[Records contained in a dataset]
:::::
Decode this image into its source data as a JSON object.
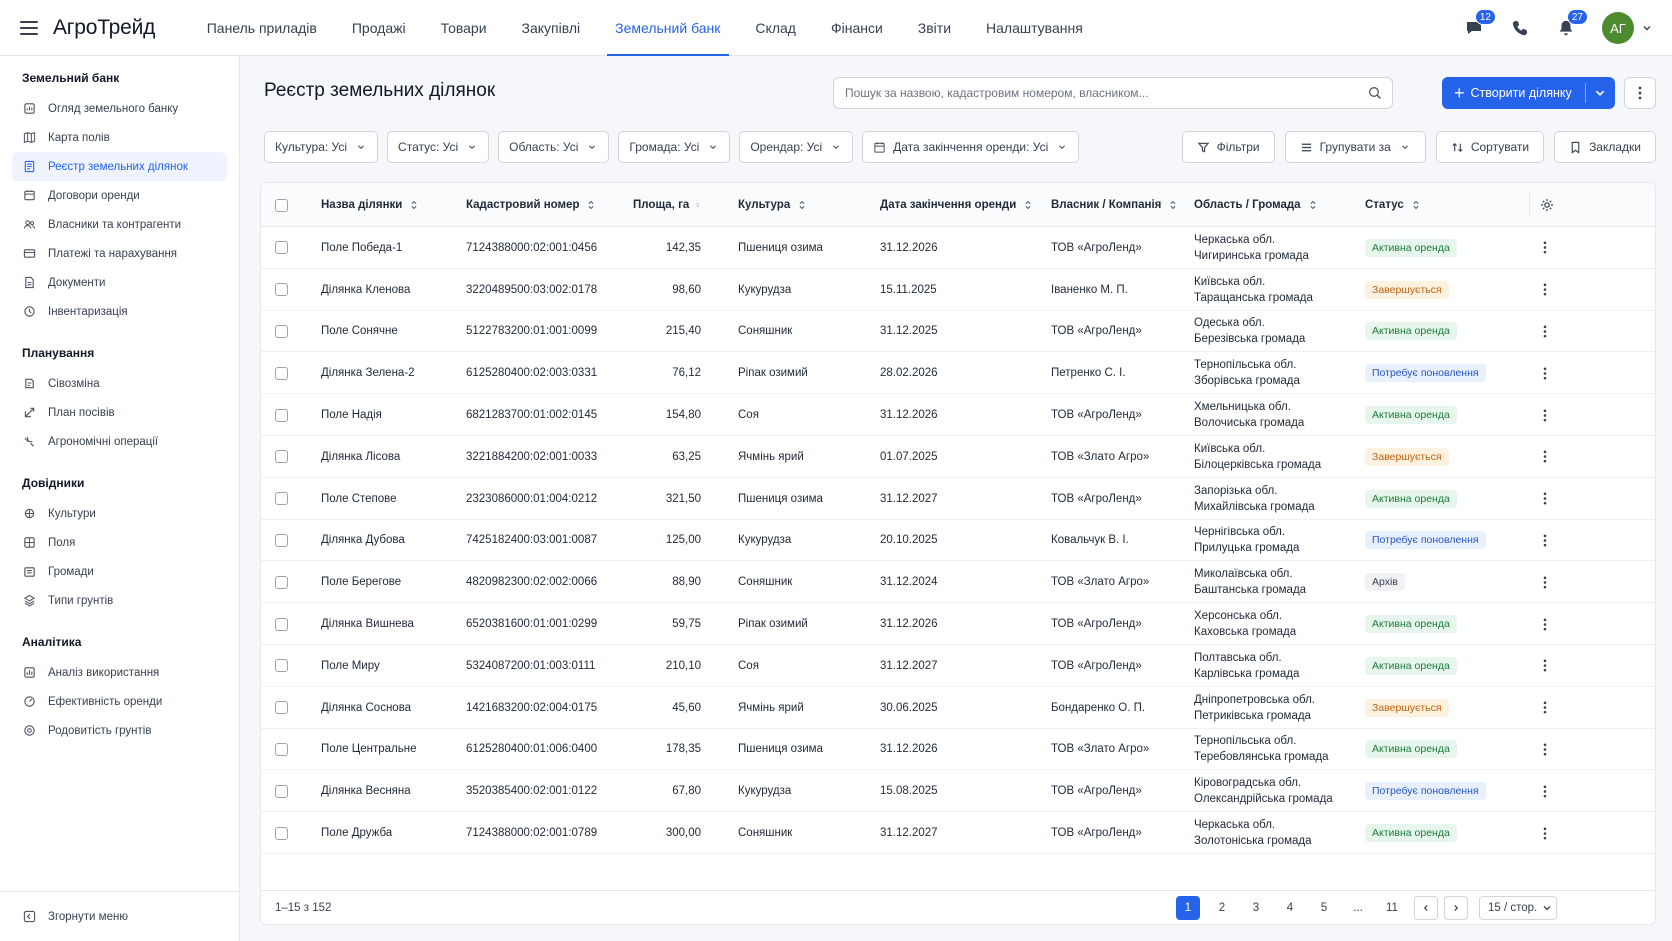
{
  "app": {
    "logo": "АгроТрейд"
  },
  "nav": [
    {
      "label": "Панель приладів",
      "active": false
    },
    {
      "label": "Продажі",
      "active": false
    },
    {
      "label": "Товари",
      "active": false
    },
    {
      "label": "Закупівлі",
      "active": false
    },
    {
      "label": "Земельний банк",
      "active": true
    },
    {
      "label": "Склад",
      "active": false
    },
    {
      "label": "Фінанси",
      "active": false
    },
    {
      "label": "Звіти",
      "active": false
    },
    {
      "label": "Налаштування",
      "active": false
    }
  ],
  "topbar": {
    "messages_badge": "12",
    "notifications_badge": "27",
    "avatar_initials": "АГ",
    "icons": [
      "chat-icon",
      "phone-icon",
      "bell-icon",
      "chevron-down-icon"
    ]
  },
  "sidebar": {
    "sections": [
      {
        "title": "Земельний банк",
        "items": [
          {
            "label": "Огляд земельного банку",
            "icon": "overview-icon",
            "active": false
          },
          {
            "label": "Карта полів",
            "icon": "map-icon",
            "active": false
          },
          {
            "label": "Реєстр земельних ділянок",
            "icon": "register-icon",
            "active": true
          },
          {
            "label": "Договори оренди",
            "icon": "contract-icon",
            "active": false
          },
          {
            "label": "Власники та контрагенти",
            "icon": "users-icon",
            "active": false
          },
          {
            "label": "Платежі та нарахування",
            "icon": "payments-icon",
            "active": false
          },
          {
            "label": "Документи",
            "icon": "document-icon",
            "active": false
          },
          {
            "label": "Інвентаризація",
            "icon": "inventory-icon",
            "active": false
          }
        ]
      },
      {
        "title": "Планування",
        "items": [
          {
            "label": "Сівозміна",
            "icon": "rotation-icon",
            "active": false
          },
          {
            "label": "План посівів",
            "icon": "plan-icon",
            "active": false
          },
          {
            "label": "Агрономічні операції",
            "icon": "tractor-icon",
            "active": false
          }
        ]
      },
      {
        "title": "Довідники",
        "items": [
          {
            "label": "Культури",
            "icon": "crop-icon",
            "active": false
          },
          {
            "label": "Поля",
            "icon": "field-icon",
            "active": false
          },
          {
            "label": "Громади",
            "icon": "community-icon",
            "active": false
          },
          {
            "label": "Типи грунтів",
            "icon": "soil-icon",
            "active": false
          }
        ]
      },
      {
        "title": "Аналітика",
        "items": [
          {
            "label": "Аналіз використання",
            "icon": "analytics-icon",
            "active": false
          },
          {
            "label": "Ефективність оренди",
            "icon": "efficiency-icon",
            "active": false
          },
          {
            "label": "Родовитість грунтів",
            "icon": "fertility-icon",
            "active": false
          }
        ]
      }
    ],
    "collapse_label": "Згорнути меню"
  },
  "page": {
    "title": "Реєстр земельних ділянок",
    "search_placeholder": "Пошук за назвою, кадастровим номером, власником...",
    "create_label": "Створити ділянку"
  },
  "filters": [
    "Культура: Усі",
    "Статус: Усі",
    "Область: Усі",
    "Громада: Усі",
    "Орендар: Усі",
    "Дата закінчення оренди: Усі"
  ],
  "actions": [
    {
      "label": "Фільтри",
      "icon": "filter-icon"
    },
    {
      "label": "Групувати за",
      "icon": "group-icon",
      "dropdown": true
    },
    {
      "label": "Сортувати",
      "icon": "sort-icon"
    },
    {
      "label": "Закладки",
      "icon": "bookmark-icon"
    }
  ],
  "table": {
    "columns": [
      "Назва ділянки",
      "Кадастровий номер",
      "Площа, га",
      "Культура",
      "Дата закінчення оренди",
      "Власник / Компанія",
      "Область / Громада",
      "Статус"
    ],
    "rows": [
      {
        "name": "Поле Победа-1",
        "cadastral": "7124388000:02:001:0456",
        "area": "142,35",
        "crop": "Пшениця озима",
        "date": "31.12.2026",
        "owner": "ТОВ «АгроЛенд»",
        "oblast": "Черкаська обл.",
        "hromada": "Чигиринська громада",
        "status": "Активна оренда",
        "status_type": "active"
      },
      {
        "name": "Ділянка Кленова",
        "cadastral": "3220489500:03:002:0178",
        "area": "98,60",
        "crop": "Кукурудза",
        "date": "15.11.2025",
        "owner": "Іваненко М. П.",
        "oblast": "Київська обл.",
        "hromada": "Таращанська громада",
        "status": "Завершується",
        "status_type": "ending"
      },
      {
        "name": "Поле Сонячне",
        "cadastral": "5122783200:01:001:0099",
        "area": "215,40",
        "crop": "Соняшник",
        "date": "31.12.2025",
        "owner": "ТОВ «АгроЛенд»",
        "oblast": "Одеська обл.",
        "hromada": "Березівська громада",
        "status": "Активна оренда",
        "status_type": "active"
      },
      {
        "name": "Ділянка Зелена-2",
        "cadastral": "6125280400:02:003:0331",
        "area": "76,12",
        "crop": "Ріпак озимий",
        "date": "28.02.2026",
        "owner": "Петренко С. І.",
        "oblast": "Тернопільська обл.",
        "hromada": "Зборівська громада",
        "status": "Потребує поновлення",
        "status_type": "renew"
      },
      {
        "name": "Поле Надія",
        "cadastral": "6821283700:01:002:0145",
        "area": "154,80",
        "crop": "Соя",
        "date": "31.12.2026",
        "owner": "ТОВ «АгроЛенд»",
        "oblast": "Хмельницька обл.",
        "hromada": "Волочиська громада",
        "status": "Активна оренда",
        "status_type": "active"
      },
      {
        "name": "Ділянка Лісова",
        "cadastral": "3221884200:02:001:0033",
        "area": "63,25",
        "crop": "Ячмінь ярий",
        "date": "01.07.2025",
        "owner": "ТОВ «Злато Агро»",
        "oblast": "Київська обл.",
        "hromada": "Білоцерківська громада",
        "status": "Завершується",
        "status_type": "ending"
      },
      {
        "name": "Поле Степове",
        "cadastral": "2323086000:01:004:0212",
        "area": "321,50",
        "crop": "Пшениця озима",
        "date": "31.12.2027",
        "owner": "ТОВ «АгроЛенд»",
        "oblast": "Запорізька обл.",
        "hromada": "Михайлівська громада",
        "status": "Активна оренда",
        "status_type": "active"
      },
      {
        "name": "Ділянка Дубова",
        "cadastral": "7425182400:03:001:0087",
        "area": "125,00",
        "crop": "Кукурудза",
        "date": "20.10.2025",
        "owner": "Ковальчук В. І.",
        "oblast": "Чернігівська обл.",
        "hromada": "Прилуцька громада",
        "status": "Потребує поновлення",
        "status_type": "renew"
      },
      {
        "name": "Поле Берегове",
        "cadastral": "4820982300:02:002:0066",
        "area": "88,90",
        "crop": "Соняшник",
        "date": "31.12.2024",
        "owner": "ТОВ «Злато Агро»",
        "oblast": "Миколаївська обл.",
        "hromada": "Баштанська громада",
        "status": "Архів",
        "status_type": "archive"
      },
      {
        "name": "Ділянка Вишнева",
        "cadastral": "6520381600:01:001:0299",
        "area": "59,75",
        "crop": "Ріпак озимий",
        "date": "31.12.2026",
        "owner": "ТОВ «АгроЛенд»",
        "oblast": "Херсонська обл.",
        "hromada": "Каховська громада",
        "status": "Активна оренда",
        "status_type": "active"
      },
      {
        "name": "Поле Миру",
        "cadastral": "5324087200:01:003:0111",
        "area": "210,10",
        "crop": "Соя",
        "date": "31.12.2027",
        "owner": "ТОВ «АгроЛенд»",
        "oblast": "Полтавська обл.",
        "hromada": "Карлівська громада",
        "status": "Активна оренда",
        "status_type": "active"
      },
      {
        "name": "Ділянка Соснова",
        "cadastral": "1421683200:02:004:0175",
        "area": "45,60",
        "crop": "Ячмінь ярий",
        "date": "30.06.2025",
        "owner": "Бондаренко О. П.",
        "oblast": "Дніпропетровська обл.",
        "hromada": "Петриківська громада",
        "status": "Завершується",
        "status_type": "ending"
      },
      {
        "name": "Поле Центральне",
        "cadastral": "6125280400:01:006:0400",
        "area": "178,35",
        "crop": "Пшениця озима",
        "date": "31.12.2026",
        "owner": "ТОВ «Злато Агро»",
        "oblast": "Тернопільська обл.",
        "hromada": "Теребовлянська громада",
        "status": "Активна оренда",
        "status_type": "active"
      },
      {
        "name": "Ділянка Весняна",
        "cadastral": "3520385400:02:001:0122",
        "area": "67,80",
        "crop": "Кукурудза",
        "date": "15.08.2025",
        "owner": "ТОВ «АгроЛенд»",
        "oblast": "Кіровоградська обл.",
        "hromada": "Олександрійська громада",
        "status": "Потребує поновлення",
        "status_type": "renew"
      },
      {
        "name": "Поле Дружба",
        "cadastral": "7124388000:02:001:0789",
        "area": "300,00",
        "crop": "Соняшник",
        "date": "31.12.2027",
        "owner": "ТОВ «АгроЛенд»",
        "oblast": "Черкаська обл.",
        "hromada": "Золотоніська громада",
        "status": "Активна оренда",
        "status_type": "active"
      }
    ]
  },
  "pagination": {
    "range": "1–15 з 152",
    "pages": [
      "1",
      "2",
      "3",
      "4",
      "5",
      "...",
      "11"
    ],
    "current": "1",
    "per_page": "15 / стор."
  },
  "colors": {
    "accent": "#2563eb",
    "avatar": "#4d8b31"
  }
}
:::::
▶ **Task**
Identify and copy the lines holding the word "title".

▶ **Correct answer**
        "title": "Земельний банк",
        "title": "Планування",
        "title": "Довідники",
        "title": "Аналітика",
    "title": "Реєстр земельних ділянок",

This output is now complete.